═══ Material shown ═══

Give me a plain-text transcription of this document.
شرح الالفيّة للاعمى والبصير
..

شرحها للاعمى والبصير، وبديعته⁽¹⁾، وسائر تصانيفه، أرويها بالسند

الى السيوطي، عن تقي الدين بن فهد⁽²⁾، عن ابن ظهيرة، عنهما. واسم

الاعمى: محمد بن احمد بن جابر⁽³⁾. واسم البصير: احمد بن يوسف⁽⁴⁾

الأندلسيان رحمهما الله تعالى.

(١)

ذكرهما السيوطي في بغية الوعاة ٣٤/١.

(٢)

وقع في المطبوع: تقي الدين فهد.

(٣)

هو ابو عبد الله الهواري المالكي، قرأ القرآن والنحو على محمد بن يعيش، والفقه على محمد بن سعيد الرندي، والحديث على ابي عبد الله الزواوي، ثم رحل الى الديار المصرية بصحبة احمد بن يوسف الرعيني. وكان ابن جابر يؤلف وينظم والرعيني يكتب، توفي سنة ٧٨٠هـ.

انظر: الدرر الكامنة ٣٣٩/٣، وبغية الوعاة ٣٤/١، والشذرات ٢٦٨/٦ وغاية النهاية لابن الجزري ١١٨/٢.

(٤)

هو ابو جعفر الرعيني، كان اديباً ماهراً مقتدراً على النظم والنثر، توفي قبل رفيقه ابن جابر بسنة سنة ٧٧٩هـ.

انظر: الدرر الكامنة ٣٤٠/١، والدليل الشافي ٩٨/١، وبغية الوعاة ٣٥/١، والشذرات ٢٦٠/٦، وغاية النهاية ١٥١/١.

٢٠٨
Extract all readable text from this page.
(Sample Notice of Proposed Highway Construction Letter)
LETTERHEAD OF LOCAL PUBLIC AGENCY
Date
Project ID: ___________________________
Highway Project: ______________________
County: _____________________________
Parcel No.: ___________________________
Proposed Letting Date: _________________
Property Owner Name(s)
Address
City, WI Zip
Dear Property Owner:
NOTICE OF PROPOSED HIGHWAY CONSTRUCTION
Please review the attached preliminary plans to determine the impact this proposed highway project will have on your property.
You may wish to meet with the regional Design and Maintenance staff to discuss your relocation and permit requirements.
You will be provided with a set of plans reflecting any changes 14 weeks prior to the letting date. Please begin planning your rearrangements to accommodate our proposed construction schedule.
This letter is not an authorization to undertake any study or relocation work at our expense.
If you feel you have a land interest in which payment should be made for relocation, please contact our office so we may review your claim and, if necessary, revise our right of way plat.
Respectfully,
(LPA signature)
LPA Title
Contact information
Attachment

═══

The problem: Recopy the whole listing exactly.

Finished task:
Give me a plain-text transcription of this document.
شرح الالفيّة للاعمى والبصير
..

شرحها للاعمى والبصير، وبديعته⁽¹⁾، وسائر تصانيفه، أرويها بالسند

الى السيوطي، عن تقي الدين بن فهد⁽²⁾، عن ابن ظهيرة، عنهما. واسم

الاعمى: محمد بن احمد بن جابر⁽³⁾. واسم البصير: احمد بن يوسف⁽⁴⁾

الأندلسيان رحمهما الله تعالى.

(١)

ذكرهما السيوطي في بغية الوعاة ٣٤/١.

(٢)

وقع في المطبوع: تقي الدين فهد.

(٣)

هو ابو عبد الله الهواري المالكي، قرأ القرآن والنحو على محمد بن يعيش، والفقه على محمد بن سعيد الرندي، والحديث على ابي عبد الله الزواوي، ثم رحل الى الديار المصرية بصحبة احمد بن يوسف الرعيني. وكان ابن جابر يؤلف وينظم والرعيني يكتب، توفي سنة ٧٨٠هـ.

انظر: الدرر الكامنة ٣٣٩/٣، وبغية الوعاة ٣٤/١، والشذرات ٢٦٨/٦ وغاية النهاية لابن الجزري ١١٨/٢.

(٤)

هو ابو جعفر الرعيني، كان اديباً ماهراً مقتدراً على النظم والنثر، توفي قبل رفيقه ابن جابر بسنة سنة ٧٧٩هـ.

انظر: الدرر الكامنة ٣٤٠/١، والدليل الشافي ٩٨/١، وبغية الوعاة ٣٥/١، والشذرات ٢٦٠/٦، وغاية النهاية ١٥١/١.

٢٠٨
Extract all readable text from this page.
(Sample Notice of Proposed Highway Construction Letter)
LETTERHEAD OF LOCAL PUBLIC AGENCY
Date
Project ID: ___________________________
Highway Project: ______________________
County: _____________________________
Parcel No.: ___________________________
Proposed Letting Date: _________________
Property Owner Name(s)
Address
City, WI Zip
Dear Property Owner:
NOTICE OF PROPOSED HIGHWAY CONSTRUCTION
Please review the attached preliminary plans to determine the impact this proposed highway project will have on your property.
You may wish to meet with the regional Design and Maintenance staff to discuss your relocation and permit requirements.
You will be provided with a set of plans reflecting any changes 14 weeks prior to the letting date. Please begin planning your rearrangements to accommodate our proposed construction schedule.
This letter is not an authorization to undertake any study or relocation work at our expense.
If you feel you have a land interest in which payment should be made for relocation, please contact our office so we may review your claim and, if necessary, revise our right of way plat.
Respectfully,
(LPA signature)
LPA Title
Contact information
Attachment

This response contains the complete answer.